Records

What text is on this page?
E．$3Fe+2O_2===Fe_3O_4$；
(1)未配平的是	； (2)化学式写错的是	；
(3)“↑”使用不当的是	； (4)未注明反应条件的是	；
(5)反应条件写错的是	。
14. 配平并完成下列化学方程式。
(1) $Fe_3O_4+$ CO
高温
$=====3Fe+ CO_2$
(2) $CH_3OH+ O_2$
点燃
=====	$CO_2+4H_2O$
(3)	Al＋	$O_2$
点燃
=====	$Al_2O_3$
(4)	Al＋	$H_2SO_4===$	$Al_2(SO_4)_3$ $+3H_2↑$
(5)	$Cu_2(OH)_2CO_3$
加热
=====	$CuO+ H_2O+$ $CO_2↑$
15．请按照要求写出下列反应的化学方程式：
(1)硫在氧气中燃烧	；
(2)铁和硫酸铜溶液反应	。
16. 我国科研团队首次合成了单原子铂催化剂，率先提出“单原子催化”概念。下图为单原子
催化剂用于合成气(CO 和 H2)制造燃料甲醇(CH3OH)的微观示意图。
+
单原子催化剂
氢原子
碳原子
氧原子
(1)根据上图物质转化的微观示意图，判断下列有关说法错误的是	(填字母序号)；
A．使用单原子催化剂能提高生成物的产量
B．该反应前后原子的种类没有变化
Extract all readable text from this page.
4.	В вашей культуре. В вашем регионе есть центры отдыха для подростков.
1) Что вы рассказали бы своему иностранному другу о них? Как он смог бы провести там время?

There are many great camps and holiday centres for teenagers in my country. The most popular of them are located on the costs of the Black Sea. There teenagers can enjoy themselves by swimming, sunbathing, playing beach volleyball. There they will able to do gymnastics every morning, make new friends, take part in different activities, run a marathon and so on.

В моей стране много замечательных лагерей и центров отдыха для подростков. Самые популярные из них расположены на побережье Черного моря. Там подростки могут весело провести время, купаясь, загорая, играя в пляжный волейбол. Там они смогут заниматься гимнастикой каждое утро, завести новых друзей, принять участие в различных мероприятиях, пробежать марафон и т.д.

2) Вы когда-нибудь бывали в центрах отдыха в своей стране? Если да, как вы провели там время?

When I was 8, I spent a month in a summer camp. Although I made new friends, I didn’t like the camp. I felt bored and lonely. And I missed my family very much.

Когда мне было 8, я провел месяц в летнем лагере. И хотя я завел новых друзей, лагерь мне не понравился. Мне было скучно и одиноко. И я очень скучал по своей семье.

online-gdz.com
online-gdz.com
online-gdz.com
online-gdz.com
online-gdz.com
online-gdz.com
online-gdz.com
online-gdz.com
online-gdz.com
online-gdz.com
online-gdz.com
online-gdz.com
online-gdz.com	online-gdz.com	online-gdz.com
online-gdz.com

To be done » Output exactly the lines above, from the one holding "Extract all readable text from this page." through the end of the data, including the first and last.

Solution for this task »
Extract all readable text from this page.
4.	В вашей культуре. В вашем регионе есть центры отдыха для подростков.
1) Что вы рассказали бы своему иностранному другу о них? Как он смог бы провести там время?

There are many great camps and holiday centres for teenagers in my country. The most popular of them are located on the costs of the Black Sea. There teenagers can enjoy themselves by swimming, sunbathing, playing beach volleyball. There they will able to do gymnastics every morning, make new friends, take part in different activities, run a marathon and so on.

В моей стране много замечательных лагерей и центров отдыха для подростков. Самые популярные из них расположены на побережье Черного моря. Там подростки могут весело провести время, купаясь, загорая, играя в пляжный волейбол. Там они смогут заниматься гимнастикой каждое утро, завести новых друзей, принять участие в различных мероприятиях, пробежать марафон и т.д.

2) Вы когда-нибудь бывали в центрах отдыха в своей стране? Если да, как вы провели там время?

When I was 8, I spent a month in a summer camp. Although I made new friends, I didn’t like the camp. I felt bored and lonely. And I missed my family very much.

Когда мне было 8, я провел месяц в летнем лагере. И хотя я завел новых друзей, лагерь мне не понравился. Мне было скучно и одиноко. И я очень скучал по своей семье.

online-gdz.com
online-gdz.com
online-gdz.com
online-gdz.com
online-gdz.com
online-gdz.com
online-gdz.com
online-gdz.com
online-gdz.com
online-gdz.com
online-gdz.com
online-gdz.com
online-gdz.com	online-gdz.com	online-gdz.com
online-gdz.com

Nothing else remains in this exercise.